EXERCISE AIM ▸
Transcribe the records that follow, preserving every word.

Data entries for graphics:
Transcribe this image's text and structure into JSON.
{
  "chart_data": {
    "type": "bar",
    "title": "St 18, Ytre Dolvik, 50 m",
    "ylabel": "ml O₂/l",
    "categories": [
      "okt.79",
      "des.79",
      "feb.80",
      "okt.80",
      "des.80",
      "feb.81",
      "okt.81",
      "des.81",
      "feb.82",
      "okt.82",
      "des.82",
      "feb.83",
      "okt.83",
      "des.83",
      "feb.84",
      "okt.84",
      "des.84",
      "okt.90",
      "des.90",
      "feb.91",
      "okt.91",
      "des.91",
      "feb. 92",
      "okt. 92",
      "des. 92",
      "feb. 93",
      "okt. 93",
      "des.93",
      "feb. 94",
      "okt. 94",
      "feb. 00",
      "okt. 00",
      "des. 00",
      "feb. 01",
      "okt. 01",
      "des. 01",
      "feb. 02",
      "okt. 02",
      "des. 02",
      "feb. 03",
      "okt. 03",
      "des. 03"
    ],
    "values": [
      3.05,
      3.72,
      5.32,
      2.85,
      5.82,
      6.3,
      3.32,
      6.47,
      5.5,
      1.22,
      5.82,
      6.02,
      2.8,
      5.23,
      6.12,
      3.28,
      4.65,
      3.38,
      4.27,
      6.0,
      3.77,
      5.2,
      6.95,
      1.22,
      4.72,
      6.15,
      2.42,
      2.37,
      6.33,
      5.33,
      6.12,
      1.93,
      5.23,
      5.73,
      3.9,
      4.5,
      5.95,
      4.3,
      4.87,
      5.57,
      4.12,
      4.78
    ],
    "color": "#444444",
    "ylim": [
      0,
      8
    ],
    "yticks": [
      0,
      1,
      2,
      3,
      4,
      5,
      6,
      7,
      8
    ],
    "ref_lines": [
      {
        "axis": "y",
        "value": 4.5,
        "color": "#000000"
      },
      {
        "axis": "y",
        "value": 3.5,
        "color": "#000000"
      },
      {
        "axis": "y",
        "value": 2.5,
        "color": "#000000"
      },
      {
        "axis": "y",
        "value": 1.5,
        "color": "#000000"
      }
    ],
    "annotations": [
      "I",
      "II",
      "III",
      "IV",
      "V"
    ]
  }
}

EXERCISE ANSWER ▸
Transcribe this image's text and structure into JSON.
{
  "chart_data": {
    "type": "bar",
    "title": "St 18, Ytre Dolvik, 50 m",
    "ylabel": "ml O₂/l",
    "categories": [
      "okt.79",
      "des.79",
      "feb.80",
      "okt.80",
      "des.80",
      "feb.81",
      "okt.81",
      "des.81",
      "feb.82",
      "okt.82",
      "des.82",
      "feb.83",
      "okt.83",
      "des.83",
      "feb.84",
      "okt.84",
      "des.84",
      "okt.90",
      "des.90",
      "feb.91",
      "okt.91",
      "des.91",
      "feb. 92",
      "okt. 92",
      "des. 92",
      "feb. 93",
      "okt. 93",
      "des.93",
      "feb. 94",
      "okt. 94",
      "feb. 00",
      "okt. 00",
      "des. 00",
      "feb. 01",
      "okt. 01",
      "des. 01",
      "feb. 02",
      "okt. 02",
      "des. 02",
      "feb. 03",
      "okt. 03",
      "des. 03"
    ],
    "values": [
      3.05,
      3.72,
      5.32,
      2.85,
      5.82,
      6.3,
      3.32,
      6.47,
      5.5,
      1.22,
      5.82,
      6.02,
      2.8,
      5.23,
      6.12,
      3.28,
      4.65,
      3.38,
      4.27,
      6.0,
      3.77,
      5.2,
      6.95,
      1.22,
      4.72,
      6.15,
      2.42,
      2.37,
      6.33,
      5.33,
      6.12,
      1.93,
      5.23,
      5.73,
      3.9,
      4.5,
      5.95,
      4.3,
      4.87,
      5.57,
      4.12,
      4.78
    ],
    "color": "#444444",
    "ylim": [
      0,
      8
    ],
    "yticks": [
      0,
      1,
      2,
      3,
      4,
      5,
      6,
      7,
      8
    ],
    "ref_lines": [
      {
        "axis": "y",
        "value": 4.5,
        "color": "#000000"
      },
      {
        "axis": "y",
        "value": 3.5,
        "color": "#000000"
      },
      {
        "axis": "y",
        "value": 2.5,
        "color": "#000000"
      },
      {
        "axis": "y",
        "value": 1.5,
        "color": "#000000"
      }
    ],
    "annotations": [
      "I",
      "II",
      "III",
      "IV",
      "V"
    ]
  }
}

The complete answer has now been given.